[Instruction]
Gather each line in the entries that includes the string "Points".

[Records for this task]
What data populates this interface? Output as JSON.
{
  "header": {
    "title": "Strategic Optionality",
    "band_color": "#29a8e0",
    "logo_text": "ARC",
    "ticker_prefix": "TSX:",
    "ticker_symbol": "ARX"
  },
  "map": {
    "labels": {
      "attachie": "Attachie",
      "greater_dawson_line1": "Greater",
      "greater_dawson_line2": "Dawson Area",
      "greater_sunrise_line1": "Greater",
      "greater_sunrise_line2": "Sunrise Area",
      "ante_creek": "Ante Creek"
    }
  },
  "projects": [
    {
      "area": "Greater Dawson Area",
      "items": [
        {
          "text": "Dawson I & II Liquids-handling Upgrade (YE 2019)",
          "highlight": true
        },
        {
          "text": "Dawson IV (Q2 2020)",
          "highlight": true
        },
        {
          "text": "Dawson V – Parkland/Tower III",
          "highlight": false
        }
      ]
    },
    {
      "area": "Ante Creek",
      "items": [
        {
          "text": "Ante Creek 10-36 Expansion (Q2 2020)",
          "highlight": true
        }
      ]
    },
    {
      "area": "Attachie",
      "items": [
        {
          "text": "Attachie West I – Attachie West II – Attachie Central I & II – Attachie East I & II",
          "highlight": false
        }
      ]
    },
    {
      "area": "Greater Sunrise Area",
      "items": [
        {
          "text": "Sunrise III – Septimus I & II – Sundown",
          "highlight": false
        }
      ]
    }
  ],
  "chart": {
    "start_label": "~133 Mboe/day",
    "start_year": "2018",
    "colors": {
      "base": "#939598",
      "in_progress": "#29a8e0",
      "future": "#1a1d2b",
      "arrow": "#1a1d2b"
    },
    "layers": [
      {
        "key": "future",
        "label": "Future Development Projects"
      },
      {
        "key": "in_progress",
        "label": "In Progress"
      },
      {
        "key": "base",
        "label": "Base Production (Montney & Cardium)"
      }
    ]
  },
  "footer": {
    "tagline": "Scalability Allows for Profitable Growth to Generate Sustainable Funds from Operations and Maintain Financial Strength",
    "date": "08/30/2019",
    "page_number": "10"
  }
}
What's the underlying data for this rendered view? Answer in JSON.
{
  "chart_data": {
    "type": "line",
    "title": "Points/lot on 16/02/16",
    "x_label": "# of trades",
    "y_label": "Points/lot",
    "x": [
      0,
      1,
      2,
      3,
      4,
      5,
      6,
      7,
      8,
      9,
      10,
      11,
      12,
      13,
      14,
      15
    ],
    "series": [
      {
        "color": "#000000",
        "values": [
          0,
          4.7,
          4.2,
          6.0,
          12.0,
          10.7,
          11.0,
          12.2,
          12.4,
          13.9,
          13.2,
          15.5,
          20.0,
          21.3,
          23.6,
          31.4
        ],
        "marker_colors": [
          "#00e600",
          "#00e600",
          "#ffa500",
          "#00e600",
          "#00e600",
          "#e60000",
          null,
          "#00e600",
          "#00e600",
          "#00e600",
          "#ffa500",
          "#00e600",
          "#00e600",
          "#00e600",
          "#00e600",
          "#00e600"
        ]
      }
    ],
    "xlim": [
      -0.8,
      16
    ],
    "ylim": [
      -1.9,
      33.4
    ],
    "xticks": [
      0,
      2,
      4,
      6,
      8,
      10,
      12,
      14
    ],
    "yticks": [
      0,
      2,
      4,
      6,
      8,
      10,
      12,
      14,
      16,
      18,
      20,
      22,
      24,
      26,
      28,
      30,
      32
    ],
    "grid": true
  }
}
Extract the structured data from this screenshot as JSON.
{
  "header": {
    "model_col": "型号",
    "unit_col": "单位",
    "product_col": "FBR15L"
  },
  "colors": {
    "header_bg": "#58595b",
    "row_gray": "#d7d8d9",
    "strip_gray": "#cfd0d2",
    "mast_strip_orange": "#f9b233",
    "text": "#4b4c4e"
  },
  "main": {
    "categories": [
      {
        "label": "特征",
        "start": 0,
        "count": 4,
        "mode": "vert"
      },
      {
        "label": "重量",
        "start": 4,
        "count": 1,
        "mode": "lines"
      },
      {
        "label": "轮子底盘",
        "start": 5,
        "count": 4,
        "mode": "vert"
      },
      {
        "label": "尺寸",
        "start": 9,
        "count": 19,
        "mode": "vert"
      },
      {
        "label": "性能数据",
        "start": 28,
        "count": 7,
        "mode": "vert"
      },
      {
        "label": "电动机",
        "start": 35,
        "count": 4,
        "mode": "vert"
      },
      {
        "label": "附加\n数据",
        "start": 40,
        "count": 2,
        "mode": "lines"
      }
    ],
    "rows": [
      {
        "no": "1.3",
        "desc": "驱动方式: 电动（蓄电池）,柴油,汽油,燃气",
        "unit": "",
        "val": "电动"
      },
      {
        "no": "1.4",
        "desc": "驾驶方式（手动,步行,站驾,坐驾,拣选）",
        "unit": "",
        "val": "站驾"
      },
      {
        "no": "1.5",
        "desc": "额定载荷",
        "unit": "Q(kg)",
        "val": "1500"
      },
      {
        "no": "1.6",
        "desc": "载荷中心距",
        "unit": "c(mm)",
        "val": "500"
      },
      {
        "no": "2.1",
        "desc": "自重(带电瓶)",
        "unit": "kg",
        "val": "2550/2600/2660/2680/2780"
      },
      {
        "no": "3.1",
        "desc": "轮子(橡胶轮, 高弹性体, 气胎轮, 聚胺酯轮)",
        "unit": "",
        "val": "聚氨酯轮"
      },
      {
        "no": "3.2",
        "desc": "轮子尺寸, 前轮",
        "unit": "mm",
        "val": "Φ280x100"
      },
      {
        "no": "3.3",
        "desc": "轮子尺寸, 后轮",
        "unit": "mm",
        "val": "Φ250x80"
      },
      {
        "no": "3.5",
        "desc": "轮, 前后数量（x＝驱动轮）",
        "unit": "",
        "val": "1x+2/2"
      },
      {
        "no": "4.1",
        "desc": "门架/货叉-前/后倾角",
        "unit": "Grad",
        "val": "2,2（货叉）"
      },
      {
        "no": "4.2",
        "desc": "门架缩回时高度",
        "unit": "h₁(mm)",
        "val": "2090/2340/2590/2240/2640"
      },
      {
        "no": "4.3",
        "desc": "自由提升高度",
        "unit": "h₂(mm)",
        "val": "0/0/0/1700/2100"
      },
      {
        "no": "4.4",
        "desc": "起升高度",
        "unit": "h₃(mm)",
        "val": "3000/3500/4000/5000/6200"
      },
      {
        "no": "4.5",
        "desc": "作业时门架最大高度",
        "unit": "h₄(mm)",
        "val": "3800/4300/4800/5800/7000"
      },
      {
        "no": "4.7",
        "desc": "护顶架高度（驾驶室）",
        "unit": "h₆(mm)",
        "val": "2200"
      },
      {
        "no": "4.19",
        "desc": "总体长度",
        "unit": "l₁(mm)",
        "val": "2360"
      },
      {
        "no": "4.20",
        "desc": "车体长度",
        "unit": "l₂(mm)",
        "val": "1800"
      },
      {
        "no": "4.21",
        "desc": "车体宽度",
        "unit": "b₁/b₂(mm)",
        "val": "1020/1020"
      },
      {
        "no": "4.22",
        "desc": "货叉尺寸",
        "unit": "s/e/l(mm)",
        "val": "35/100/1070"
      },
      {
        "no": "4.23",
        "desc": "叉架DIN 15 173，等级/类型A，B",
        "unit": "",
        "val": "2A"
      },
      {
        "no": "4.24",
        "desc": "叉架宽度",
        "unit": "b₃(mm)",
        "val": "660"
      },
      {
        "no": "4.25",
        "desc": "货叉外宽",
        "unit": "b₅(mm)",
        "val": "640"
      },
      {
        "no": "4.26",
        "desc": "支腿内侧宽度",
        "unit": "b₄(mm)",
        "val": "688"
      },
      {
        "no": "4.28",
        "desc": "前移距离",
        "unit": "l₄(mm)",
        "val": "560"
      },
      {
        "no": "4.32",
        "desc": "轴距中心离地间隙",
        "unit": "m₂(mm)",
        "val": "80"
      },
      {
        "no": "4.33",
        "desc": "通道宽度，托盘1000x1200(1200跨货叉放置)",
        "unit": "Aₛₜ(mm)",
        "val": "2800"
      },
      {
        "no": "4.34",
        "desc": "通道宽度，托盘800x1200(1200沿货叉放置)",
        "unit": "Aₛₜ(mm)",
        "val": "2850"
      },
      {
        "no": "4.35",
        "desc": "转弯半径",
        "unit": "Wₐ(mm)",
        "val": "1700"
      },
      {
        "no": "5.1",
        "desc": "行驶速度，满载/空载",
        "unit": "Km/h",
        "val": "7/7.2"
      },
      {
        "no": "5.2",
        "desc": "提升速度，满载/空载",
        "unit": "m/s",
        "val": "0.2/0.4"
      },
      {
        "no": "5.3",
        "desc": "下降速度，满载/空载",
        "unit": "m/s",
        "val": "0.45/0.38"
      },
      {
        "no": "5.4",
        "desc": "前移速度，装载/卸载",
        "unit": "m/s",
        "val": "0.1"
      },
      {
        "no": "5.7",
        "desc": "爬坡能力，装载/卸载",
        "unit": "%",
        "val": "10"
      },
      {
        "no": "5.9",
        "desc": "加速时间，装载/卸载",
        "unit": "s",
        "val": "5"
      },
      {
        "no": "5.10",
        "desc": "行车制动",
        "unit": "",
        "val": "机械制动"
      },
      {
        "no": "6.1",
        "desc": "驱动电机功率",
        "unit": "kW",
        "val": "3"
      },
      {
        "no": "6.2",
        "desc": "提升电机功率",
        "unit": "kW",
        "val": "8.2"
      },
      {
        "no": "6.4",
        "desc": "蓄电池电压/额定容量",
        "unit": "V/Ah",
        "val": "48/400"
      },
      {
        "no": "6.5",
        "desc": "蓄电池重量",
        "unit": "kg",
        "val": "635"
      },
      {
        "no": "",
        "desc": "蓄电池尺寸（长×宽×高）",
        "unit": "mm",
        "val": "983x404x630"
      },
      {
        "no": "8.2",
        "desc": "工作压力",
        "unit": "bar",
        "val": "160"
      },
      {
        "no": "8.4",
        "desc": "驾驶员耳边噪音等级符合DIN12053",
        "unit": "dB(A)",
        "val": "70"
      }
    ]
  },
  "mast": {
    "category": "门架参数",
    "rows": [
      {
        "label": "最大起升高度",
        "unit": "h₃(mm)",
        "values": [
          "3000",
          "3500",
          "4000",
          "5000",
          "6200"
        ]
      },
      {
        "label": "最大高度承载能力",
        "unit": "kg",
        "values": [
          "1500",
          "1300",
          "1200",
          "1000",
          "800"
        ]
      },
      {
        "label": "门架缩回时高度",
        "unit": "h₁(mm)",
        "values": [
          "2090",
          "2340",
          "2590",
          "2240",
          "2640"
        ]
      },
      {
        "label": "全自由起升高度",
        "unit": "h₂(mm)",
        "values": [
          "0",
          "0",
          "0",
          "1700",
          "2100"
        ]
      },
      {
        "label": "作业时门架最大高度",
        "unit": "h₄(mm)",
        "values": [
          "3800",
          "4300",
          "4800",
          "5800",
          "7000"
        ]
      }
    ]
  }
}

[Reply]
    "title": "Points/lot on 16/02/16",
    "y_label": "Points/lot",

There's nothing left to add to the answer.